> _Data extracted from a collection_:

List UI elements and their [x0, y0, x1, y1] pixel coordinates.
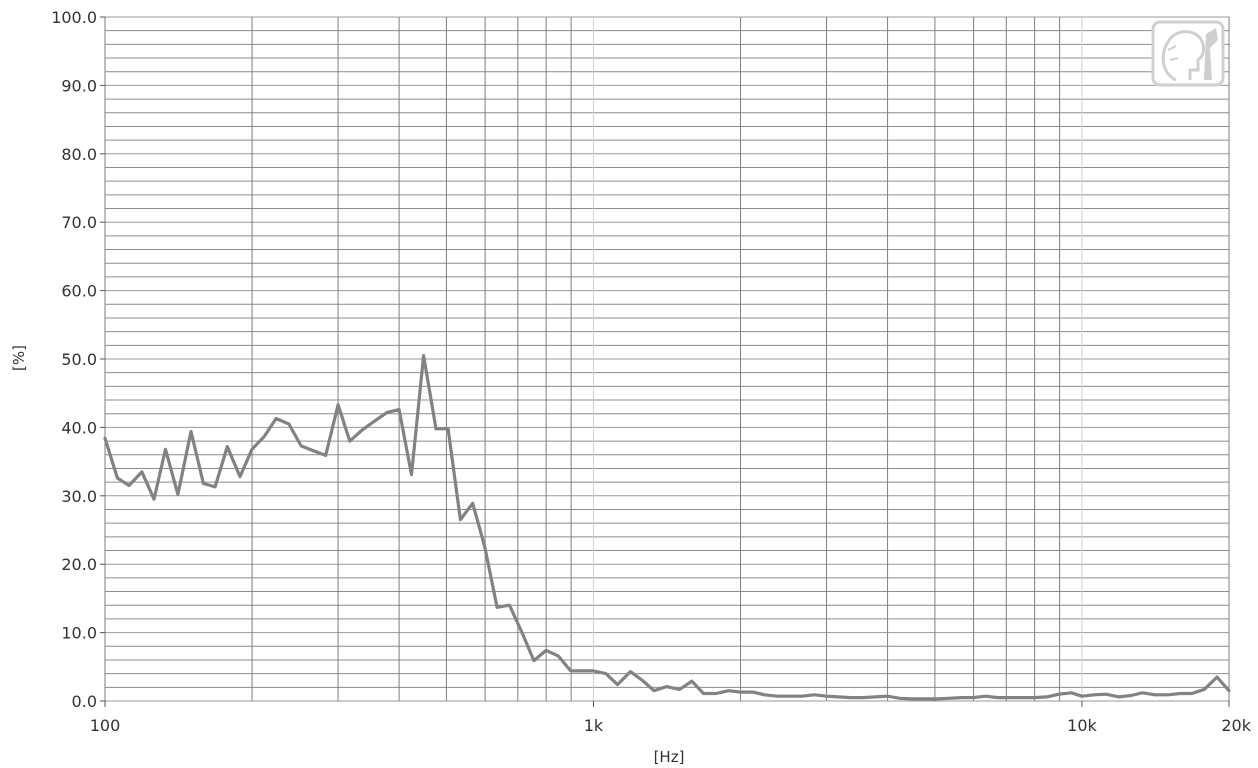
y-tick-label: 20.0 — [61, 555, 97, 574]
x-tick-label: 1k — [584, 716, 604, 735]
y-tick-label: 40.0 — [61, 418, 97, 437]
y-tick-label: 0.0 — [72, 692, 97, 711]
grid — [104, 16, 1230, 702]
y-axis-tick-labels: 0.0 10.0 20.0 30.0 40.0 50.0 60.0 70.0 80.0 90.0 1… — [51, 8, 105, 711]
y-tick-label: 90.0 — [61, 76, 97, 95]
y-axis-label: [%] — [10, 345, 28, 371]
x-tick-label: 20k — [1221, 716, 1251, 735]
series-line-group — [103, 354, 1231, 701]
x-tick-label: 10k — [1067, 716, 1097, 735]
x-axis-tick-labels: 100 1k 10k 20k — [90, 701, 1252, 735]
y-tick-label: 70.0 — [61, 213, 97, 232]
y-tick-label: 50.0 — [61, 350, 97, 369]
series-line — [103, 354, 1231, 701]
y-tick-label: 100.0 — [51, 8, 97, 27]
y-tick-label: 10.0 — [61, 624, 97, 643]
y-tick-label: 60.0 — [61, 282, 97, 301]
y-tick-label: 80.0 — [61, 145, 97, 164]
y-tick-label: 30.0 — [61, 487, 97, 506]
x-tick-label: 100 — [90, 716, 121, 735]
brand-logo — [1151, 20, 1225, 87]
x-axis-label: [Hz] — [654, 748, 685, 766]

> _Exercise directions_:
Please rewrite the items above, switching "y-tick-label" to "vertical-tick-label" wherever it appears and keeping everything else the same. Leave the pictures out of your answer.

> _Answer to this problem_:
List UI elements and their [x0, y0, x1, y1] pixel coordinates.
vertical-tick-label: 20.0 — [61, 555, 97, 574]
x-tick-label: 1k — [584, 716, 604, 735]
vertical-tick-label: 40.0 — [61, 418, 97, 437]
vertical-tick-label: 0.0 — [72, 692, 97, 711]
grid — [104, 16, 1230, 702]
y-axis-tick-labels: 0.0 10.0 20.0 30.0 40.0 50.0 60.0 70.0 80.0 90.0 1… — [51, 8, 105, 711]
vertical-tick-label: 90.0 — [61, 76, 97, 95]
y-axis-label: [%] — [10, 345, 28, 371]
x-tick-label: 20k — [1221, 716, 1251, 735]
series-line-group — [103, 354, 1231, 701]
x-tick-label: 10k — [1067, 716, 1097, 735]
x-axis-tick-labels: 100 1k 10k 20k — [90, 701, 1252, 735]
vertical-tick-label: 70.0 — [61, 213, 97, 232]
vertical-tick-label: 50.0 — [61, 350, 97, 369]
series-line — [103, 354, 1231, 701]
vertical-tick-label: 100.0 — [51, 8, 97, 27]
vertical-tick-label: 10.0 — [61, 624, 97, 643]
vertical-tick-label: 60.0 — [61, 282, 97, 301]
vertical-tick-label: 80.0 — [61, 145, 97, 164]
vertical-tick-label: 30.0 — [61, 487, 97, 506]
x-tick-label: 100 — [90, 716, 121, 735]
brand-logo — [1151, 20, 1225, 87]
x-axis-label: [Hz] — [654, 748, 685, 766]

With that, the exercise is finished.